» Task requirements:
Scan the lines below; pull out those with "Code".

>> Begin Input for this task

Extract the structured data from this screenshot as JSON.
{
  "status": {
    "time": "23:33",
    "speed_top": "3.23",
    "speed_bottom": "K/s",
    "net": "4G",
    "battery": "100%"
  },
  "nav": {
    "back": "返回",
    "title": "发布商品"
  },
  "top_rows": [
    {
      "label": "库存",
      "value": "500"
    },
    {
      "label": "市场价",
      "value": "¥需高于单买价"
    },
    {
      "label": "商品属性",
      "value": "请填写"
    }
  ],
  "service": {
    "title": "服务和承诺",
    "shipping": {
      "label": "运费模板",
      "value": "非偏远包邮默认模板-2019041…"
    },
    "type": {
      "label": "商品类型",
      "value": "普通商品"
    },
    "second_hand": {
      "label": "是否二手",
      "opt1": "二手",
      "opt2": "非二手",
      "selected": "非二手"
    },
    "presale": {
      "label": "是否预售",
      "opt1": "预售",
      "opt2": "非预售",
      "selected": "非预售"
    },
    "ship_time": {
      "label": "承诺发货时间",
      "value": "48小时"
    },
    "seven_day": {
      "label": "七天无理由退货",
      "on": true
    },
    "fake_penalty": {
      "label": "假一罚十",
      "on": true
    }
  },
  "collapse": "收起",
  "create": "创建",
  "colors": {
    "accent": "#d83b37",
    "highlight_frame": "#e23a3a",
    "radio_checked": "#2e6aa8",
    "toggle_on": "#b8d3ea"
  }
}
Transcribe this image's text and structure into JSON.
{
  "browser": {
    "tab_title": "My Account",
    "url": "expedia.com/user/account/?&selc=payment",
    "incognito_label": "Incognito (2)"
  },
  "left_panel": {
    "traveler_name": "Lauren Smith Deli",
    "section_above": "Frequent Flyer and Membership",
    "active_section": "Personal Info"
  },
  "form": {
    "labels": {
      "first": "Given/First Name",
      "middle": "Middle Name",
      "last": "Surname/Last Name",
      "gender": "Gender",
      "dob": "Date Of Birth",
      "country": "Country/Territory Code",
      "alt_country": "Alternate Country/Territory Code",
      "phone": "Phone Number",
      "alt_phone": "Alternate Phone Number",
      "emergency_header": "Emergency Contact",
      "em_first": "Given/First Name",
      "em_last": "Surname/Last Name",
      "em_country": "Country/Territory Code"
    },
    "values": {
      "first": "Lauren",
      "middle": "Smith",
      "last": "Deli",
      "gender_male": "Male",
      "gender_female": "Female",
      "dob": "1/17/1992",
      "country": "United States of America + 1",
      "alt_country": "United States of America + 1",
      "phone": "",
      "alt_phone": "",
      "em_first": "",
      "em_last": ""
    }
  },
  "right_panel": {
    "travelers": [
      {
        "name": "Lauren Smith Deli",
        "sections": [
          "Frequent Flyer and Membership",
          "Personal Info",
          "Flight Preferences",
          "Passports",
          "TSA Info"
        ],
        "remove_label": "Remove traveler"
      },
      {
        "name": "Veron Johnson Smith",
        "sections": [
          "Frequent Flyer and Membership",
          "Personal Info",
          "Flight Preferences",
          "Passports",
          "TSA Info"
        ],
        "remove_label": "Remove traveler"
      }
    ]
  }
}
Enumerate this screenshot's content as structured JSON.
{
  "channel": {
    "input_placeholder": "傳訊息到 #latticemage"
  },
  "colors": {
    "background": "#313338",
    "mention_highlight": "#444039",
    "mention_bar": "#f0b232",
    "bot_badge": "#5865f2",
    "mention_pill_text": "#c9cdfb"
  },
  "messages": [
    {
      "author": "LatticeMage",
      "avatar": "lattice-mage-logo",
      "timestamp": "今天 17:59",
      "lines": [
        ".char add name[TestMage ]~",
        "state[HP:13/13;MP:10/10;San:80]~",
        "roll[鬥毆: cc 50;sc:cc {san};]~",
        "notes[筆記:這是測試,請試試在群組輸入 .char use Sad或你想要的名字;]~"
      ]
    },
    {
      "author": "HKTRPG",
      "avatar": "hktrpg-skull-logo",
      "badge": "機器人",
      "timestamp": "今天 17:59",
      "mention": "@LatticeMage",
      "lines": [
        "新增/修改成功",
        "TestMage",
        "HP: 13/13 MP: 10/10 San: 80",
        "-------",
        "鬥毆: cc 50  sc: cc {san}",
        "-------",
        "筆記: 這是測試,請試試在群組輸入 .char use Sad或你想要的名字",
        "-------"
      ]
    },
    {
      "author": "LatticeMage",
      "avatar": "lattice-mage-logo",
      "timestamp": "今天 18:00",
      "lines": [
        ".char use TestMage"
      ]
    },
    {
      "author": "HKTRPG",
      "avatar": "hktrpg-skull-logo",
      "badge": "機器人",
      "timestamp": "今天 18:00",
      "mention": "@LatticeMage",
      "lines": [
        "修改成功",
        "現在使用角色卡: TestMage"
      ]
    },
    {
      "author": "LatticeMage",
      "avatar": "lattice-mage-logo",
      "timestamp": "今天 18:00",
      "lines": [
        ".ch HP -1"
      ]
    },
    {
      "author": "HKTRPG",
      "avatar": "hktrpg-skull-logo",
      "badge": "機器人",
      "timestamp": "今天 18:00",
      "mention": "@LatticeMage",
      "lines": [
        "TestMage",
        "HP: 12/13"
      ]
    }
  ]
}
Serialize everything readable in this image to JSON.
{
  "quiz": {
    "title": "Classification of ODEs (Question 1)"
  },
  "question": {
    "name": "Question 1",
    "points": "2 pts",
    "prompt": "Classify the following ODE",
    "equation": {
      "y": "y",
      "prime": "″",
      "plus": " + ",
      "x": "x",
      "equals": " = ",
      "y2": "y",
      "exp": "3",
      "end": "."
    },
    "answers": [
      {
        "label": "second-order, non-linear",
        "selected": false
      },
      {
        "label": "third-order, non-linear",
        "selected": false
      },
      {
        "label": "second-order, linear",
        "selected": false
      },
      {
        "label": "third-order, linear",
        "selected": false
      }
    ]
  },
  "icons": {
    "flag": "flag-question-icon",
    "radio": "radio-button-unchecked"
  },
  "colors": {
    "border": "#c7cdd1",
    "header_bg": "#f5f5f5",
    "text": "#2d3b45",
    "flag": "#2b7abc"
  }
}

>> End Input for this task

» Exercise result:
      "country": "Country/Territory Code",
      "alt_country": "Alternate Country/Territory Code",
      "em_country": "Country/Territory Code"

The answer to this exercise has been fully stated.